* Brief:
Please retype the records below exactly, leaving out any pictures.

* Excerpted records:
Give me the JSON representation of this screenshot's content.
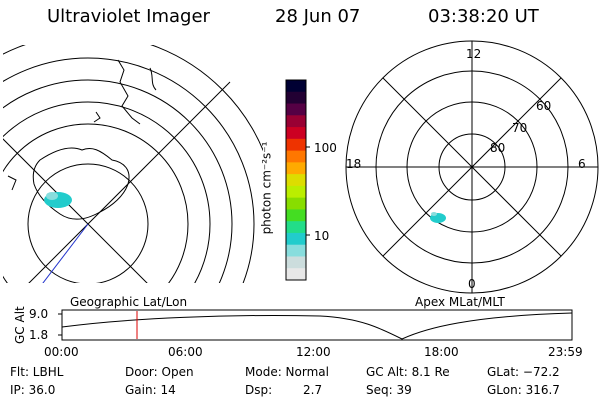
{
  "header": {
    "instrument": "Ultraviolet Imager",
    "date": "28 Jun 07",
    "time": "03:38:20 UT"
  },
  "colorbar": {
    "unit_label": "photon cm⁻²s⁻¹",
    "ticks": [
      "100",
      "10"
    ],
    "colors": [
      "#000033",
      "#220033",
      "#550044",
      "#990033",
      "#cc0022",
      "#ee3300",
      "#ff7700",
      "#ffaa00",
      "#dddd00",
      "#bbee00",
      "#88dd00",
      "#44dd22",
      "#22dd88",
      "#22cccc",
      "#88dddd",
      "#ccdddd",
      "#e8e8e8"
    ]
  },
  "left_map": {
    "caption": "Geographic Lat/Lon"
  },
  "right_map": {
    "caption": "Apex MLat/MLT",
    "hour_labels": {
      "top": "12",
      "left": "18",
      "right": "6",
      "bottom": "0"
    },
    "lat_labels": [
      "60",
      "70",
      "80"
    ]
  },
  "altitude_plot": {
    "ylabel": "GC Alt",
    "y_ticks": [
      "9.0",
      "1.8"
    ],
    "x_ticks": [
      "00:00",
      "06:00",
      "12:00",
      "18:00",
      "23:59"
    ],
    "marker_color": "#dd0000"
  },
  "info": {
    "flt": "Flt: LBHL",
    "ip": "IP: 36.0",
    "door": "Door: Open",
    "gain": "Gain: 14",
    "mode": "Mode: Normal",
    "dsp_label": "Dsp:",
    "dsp_value": "2.7",
    "gc_alt": "GC Alt: 8.1 Re",
    "seq": "Seq: 39",
    "glat": "GLat: −72.2",
    "glon": "GLon: 316.7"
  }
}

* Right answer:
Give me the JSON representation of this screenshot's content.
{
  "header": {
    "instrument": "Ultraviolet Imager",
    "date": "28 Jun 07",
    "time": "03:38:20 UT"
  },
  "colorbar": {
    "unit_label": "photon cm⁻²s⁻¹",
    "ticks": [
      "100",
      "10"
    ],
    "colors": [
      "#000033",
      "#220033",
      "#550044",
      "#990033",
      "#cc0022",
      "#ee3300",
      "#ff7700",
      "#ffaa00",
      "#dddd00",
      "#bbee00",
      "#88dd00",
      "#44dd22",
      "#22dd88",
      "#22cccc",
      "#88dddd",
      "#ccdddd",
      "#e8e8e8"
    ]
  },
  "left_map": {
    "caption": "Geographic Lat/Lon"
  },
  "right_map": {
    "caption": "Apex MLat/MLT",
    "hour_labels": {
      "top": "12",
      "left": "18",
      "right": "6",
      "bottom": "0"
    },
    "lat_labels": [
      "60",
      "70",
      "80"
    ]
  },
  "altitude_plot": {
    "ylabel": "GC Alt",
    "y_ticks": [
      "9.0",
      "1.8"
    ],
    "x_ticks": [
      "00:00",
      "06:00",
      "12:00",
      "18:00",
      "23:59"
    ],
    "marker_color": "#dd0000"
  },
  "info": {
    "flt": "Flt: LBHL",
    "ip": "IP: 36.0",
    "door": "Door: Open",
    "gain": "Gain: 14",
    "mode": "Mode: Normal",
    "dsp_label": "Dsp:",
    "dsp_value": "2.7",
    "gc_alt": "GC Alt: 8.1 Re",
    "seq": "Seq: 39",
    "glat": "GLat: −72.2",
    "glon": "GLon: 316.7"
  }
}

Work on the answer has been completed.